DESCRIPTION OF THE TASK:
Could you transcribe the material below exactly, without leaving out a single line?

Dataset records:
— START —

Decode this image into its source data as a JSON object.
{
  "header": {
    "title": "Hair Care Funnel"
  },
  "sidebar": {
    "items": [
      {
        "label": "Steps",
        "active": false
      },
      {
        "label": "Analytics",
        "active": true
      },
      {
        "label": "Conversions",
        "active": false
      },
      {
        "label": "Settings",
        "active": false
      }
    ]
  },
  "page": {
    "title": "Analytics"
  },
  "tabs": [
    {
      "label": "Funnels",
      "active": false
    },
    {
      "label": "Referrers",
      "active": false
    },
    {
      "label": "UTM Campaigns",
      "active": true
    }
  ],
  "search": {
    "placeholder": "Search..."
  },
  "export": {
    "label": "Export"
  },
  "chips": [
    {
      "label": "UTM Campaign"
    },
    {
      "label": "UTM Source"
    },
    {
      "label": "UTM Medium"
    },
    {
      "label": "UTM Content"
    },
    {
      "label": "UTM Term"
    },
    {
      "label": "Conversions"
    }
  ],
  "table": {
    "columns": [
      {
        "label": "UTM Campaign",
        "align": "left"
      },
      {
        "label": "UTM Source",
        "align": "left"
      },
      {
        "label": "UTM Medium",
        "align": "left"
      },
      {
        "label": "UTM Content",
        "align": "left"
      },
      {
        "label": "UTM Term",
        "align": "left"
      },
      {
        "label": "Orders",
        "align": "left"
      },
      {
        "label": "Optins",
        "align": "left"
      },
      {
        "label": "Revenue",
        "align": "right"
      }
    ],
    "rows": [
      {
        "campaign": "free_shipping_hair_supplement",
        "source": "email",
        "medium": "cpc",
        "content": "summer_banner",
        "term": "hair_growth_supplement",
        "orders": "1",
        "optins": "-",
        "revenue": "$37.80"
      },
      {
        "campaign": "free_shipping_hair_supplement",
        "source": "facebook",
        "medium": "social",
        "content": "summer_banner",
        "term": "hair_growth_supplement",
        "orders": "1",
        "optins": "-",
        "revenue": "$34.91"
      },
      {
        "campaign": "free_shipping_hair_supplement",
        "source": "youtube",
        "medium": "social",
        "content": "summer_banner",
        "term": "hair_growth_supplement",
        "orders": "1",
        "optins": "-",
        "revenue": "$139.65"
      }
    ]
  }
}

— END —

THE ANSWER:
Decode this image into its source data as a JSON object.
{
  "header": {
    "title": "Hair Care Funnel"
  },
  "sidebar": {
    "items": [
      {
        "label": "Steps",
        "active": false
      },
      {
        "label": "Analytics",
        "active": true
      },
      {
        "label": "Conversions",
        "active": false
      },
      {
        "label": "Settings",
        "active": false
      }
    ]
  },
  "page": {
    "title": "Analytics"
  },
  "tabs": [
    {
      "label": "Funnels",
      "active": false
    },
    {
      "label": "Referrers",
      "active": false
    },
    {
      "label": "UTM Campaigns",
      "active": true
    }
  ],
  "search": {
    "placeholder": "Search..."
  },
  "export": {
    "label": "Export"
  },
  "chips": [
    {
      "label": "UTM Campaign"
    },
    {
      "label": "UTM Source"
    },
    {
      "label": "UTM Medium"
    },
    {
      "label": "UTM Content"
    },
    {
      "label": "UTM Term"
    },
    {
      "label": "Conversions"
    }
  ],
  "table": {
    "columns": [
      {
        "label": "UTM Campaign",
        "align": "left"
      },
      {
        "label": "UTM Source",
        "align": "left"
      },
      {
        "label": "UTM Medium",
        "align": "left"
      },
      {
        "label": "UTM Content",
        "align": "left"
      },
      {
        "label": "UTM Term",
        "align": "left"
      },
      {
        "label": "Orders",
        "align": "left"
      },
      {
        "label": "Optins",
        "align": "left"
      },
      {
        "label": "Revenue",
        "align": "right"
      }
    ],
    "rows": [
      {
        "campaign": "free_shipping_hair_supplement",
        "source": "email",
        "medium": "cpc",
        "content": "summer_banner",
        "term": "hair_growth_supplement",
        "orders": "1",
        "optins": "-",
        "revenue": "$37.80"
      },
      {
        "campaign": "free_shipping_hair_supplement",
        "source": "facebook",
        "medium": "social",
        "content": "summer_banner",
        "term": "hair_growth_supplement",
        "orders": "1",
        "optins": "-",
        "revenue": "$34.91"
      },
      {
        "campaign": "free_shipping_hair_supplement",
        "source": "youtube",
        "medium": "social",
        "content": "summer_banner",
        "term": "hair_growth_supplement",
        "orders": "1",
        "optins": "-",
        "revenue": "$139.65"
      }
    ]
  }
}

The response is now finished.